• EXERCISE INSTRUCTIONS
Your task is to restate the data word for word.

• INPUT FOR THIS TASK
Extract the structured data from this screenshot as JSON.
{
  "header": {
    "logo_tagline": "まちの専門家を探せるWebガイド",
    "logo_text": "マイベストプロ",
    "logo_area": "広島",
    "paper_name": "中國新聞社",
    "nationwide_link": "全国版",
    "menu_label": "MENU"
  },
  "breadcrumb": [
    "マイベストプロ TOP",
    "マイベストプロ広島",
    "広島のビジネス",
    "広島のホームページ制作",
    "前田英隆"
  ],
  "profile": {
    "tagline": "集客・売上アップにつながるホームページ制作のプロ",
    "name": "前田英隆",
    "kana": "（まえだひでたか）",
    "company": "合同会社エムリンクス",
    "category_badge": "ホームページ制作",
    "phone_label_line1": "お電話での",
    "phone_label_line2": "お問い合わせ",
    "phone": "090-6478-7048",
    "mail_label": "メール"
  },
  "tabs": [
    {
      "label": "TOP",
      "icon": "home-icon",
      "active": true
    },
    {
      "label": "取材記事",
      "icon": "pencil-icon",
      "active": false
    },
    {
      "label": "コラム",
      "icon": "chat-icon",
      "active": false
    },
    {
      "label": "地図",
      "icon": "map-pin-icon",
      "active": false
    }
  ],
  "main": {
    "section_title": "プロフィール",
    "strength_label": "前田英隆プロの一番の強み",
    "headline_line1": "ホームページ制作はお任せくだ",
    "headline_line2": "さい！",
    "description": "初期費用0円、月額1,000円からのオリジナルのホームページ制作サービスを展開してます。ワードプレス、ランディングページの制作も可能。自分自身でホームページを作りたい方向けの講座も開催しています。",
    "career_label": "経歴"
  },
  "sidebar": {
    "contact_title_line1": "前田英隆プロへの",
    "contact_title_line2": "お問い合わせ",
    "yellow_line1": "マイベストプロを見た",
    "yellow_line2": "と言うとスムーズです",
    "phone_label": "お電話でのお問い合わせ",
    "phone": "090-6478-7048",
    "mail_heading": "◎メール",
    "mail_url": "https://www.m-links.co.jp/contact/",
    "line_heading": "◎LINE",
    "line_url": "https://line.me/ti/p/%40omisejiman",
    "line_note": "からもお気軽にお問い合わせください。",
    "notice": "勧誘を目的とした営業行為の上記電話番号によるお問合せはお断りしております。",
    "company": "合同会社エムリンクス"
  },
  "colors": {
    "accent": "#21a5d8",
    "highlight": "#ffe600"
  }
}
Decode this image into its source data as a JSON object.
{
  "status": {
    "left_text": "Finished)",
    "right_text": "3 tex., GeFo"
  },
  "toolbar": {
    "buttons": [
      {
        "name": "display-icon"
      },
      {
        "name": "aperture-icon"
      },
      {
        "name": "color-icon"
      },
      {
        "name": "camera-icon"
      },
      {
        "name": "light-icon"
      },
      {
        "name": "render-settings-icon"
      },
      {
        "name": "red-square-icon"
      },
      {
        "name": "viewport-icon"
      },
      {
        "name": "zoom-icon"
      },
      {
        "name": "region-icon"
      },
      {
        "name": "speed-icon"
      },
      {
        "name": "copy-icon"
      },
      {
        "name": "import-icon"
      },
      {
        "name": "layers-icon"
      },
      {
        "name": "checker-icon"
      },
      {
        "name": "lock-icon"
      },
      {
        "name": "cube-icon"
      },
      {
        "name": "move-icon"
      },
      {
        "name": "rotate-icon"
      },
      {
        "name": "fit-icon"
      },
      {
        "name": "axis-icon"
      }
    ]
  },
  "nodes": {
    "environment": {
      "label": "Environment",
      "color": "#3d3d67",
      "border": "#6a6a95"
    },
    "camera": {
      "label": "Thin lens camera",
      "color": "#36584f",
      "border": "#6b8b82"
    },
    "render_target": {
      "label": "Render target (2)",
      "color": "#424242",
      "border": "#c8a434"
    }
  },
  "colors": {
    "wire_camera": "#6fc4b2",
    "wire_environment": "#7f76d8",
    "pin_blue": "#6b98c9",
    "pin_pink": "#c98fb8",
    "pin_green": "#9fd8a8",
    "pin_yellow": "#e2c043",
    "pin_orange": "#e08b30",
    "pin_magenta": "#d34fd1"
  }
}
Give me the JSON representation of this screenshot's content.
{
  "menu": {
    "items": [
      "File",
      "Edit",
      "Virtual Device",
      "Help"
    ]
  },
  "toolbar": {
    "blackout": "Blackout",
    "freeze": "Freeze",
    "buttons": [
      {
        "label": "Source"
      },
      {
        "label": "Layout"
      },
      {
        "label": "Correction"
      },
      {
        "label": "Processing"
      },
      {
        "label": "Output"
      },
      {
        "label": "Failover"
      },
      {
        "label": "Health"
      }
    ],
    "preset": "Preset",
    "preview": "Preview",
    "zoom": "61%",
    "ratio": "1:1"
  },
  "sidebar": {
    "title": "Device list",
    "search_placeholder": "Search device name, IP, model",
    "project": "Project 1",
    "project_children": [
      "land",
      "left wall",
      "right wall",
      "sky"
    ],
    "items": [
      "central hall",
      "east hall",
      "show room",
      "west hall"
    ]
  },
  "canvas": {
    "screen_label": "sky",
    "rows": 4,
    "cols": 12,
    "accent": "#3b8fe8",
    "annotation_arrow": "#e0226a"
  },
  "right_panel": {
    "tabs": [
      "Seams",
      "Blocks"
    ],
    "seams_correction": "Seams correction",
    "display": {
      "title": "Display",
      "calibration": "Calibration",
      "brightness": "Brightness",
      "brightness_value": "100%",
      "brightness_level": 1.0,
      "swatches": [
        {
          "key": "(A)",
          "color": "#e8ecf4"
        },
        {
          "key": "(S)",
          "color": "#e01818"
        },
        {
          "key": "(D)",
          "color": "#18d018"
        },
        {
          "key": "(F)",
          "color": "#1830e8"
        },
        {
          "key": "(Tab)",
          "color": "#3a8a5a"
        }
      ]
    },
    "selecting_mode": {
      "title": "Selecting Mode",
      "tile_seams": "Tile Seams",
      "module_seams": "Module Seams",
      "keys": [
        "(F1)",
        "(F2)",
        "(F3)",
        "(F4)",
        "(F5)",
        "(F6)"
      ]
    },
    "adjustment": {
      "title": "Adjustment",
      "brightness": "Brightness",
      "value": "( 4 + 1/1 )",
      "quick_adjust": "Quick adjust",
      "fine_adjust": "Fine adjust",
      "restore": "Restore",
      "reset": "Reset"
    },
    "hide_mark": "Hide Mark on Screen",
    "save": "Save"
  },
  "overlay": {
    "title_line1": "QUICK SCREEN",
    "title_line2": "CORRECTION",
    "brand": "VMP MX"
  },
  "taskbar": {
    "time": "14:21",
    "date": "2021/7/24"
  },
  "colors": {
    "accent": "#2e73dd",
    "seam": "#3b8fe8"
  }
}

• CORRECT RESPONSE
Extract the structured data from this screenshot as JSON.
{
  "header": {
    "logo_tagline": "まちの専門家を探せるWebガイド",
    "logo_text": "マイベストプロ",
    "logo_area": "広島",
    "paper_name": "中國新聞社",
    "nationwide_link": "全国版",
    "menu_label": "MENU"
  },
  "breadcrumb": [
    "マイベストプロ TOP",
    "マイベストプロ広島",
    "広島のビジネス",
    "広島のホームページ制作",
    "前田英隆"
  ],
  "profile": {
    "tagline": "集客・売上アップにつながるホームページ制作のプロ",
    "name": "前田英隆",
    "kana": "（まえだひでたか）",
    "company": "合同会社エムリンクス",
    "category_badge": "ホームページ制作",
    "phone_label_line1": "お電話での",
    "phone_label_line2": "お問い合わせ",
    "phone": "090-6478-7048",
    "mail_label": "メール"
  },
  "tabs": [
    {
      "label": "TOP",
      "icon": "home-icon",
      "active": true
    },
    {
      "label": "取材記事",
      "icon": "pencil-icon",
      "active": false
    },
    {
      "label": "コラム",
      "icon": "chat-icon",
      "active": false
    },
    {
      "label": "地図",
      "icon": "map-pin-icon",
      "active": false
    }
  ],
  "main": {
    "section_title": "プロフィール",
    "strength_label": "前田英隆プロの一番の強み",
    "headline_line1": "ホームページ制作はお任せくだ",
    "headline_line2": "さい！",
    "description": "初期費用0円、月額1,000円からのオリジナルのホームページ制作サービスを展開してます。ワードプレス、ランディングページの制作も可能。自分自身でホームページを作りたい方向けの講座も開催しています。",
    "career_label": "経歴"
  },
  "sidebar": {
    "contact_title_line1": "前田英隆プロへの",
    "contact_title_line2": "お問い合わせ",
    "yellow_line1": "マイベストプロを見た",
    "yellow_line2": "と言うとスムーズです",
    "phone_label": "お電話でのお問い合わせ",
    "phone": "090-6478-7048",
    "mail_heading": "◎メール",
    "mail_url": "https://www.m-links.co.jp/contact/",
    "line_heading": "◎LINE",
    "line_url": "https://line.me/ti/p/%40omisejiman",
    "line_note": "からもお気軽にお問い合わせください。",
    "notice": "勧誘を目的とした営業行為の上記電話番号によるお問合せはお断りしております。",
    "company": "合同会社エムリンクス"
  },
  "colors": {
    "accent": "#21a5d8",
    "highlight": "#ffe600"
  }
}
Decode this image into its source data as a JSON object.
{
  "status": {
    "left_text": "Finished)",
    "right_text": "3 tex., GeFo"
  },
  "toolbar": {
    "buttons": [
      {
        "name": "display-icon"
      },
      {
        "name": "aperture-icon"
      },
      {
        "name": "color-icon"
      },
      {
        "name": "camera-icon"
      },
      {
        "name": "light-icon"
      },
      {
        "name": "render-settings-icon"
      },
      {
        "name": "red-square-icon"
      },
      {
        "name": "viewport-icon"
      },
      {
        "name": "zoom-icon"
      },
      {
        "name": "region-icon"
      },
      {
        "name": "speed-icon"
      },
      {
        "name": "copy-icon"
      },
      {
        "name": "import-icon"
      },
      {
        "name": "layers-icon"
      },
      {
        "name": "checker-icon"
      },
      {
        "name": "lock-icon"
      },
      {
        "name": "cube-icon"
      },
      {
        "name": "move-icon"
      },
      {
        "name": "rotate-icon"
      },
      {
        "name": "fit-icon"
      },
      {
        "name": "axis-icon"
      }
    ]
  },
  "nodes": {
    "environment": {
      "label": "Environment",
      "color": "#3d3d67",
      "border": "#6a6a95"
    },
    "camera": {
      "label": "Thin lens camera",
      "color": "#36584f",
      "border": "#6b8b82"
    },
    "render_target": {
      "label": "Render target (2)",
      "color": "#424242",
      "border": "#c8a434"
    }
  },
  "colors": {
    "wire_camera": "#6fc4b2",
    "wire_environment": "#7f76d8",
    "pin_blue": "#6b98c9",
    "pin_pink": "#c98fb8",
    "pin_green": "#9fd8a8",
    "pin_yellow": "#e2c043",
    "pin_orange": "#e08b30",
    "pin_magenta": "#d34fd1"
  }
}
Give me the JSON representation of this screenshot's content.
{
  "menu": {
    "items": [
      "File",
      "Edit",
      "Virtual Device",
      "Help"
    ]
  },
  "toolbar": {
    "blackout": "Blackout",
    "freeze": "Freeze",
    "buttons": [
      {
        "label": "Source"
      },
      {
        "label": "Layout"
      },
      {
        "label": "Correction"
      },
      {
        "label": "Processing"
      },
      {
        "label": "Output"
      },
      {
        "label": "Failover"
      },
      {
        "label": "Health"
      }
    ],
    "preset": "Preset",
    "preview": "Preview",
    "zoom": "61%",
    "ratio": "1:1"
  },
  "sidebar": {
    "title": "Device list",
    "search_placeholder": "Search device name, IP, model",
    "project": "Project 1",
    "project_children": [
      "land",
      "left wall",
      "right wall",
      "sky"
    ],
    "items": [
      "central hall",
      "east hall",
      "show room",
      "west hall"
    ]
  },
  "canvas": {
    "screen_label": "sky",
    "rows": 4,
    "cols": 12,
    "accent": "#3b8fe8",
    "annotation_arrow": "#e0226a"
  },
  "right_panel": {
    "tabs": [
      "Seams",
      "Blocks"
    ],
    "seams_correction": "Seams correction",
    "display": {
      "title": "Display",
      "calibration": "Calibration",
      "brightness": "Brightness",
      "brightness_value": "100%",
      "brightness_level": 1.0,
      "swatches": [
        {
          "key": "(A)",
          "color": "#e8ecf4"
        },
        {
          "key": "(S)",
          "color": "#e01818"
        },
        {
          "key": "(D)",
          "color": "#18d018"
        },
        {
          "key": "(F)",
          "color": "#1830e8"
        },
        {
          "key": "(Tab)",
          "color": "#3a8a5a"
        }
      ]
    },
    "selecting_mode": {
      "title": "Selecting Mode",
      "tile_seams": "Tile Seams",
      "module_seams": "Module Seams",
      "keys": [
        "(F1)",
        "(F2)",
        "(F3)",
        "(F4)",
        "(F5)",
        "(F6)"
      ]
    },
    "adjustment": {
      "title": "Adjustment",
      "brightness": "Brightness",
      "value": "( 4 + 1/1 )",
      "quick_adjust": "Quick adjust",
      "fine_adjust": "Fine adjust",
      "restore": "Restore",
      "reset": "Reset"
    },
    "hide_mark": "Hide Mark on Screen",
    "save": "Save"
  },
  "overlay": {
    "title_line1": "QUICK SCREEN",
    "title_line2": "CORRECTION",
    "brand": "VMP MX"
  },
  "taskbar": {
    "time": "14:21",
    "date": "2021/7/24"
  },
  "colors": {
    "accent": "#2e73dd",
    "seam": "#3b8fe8"
  }
}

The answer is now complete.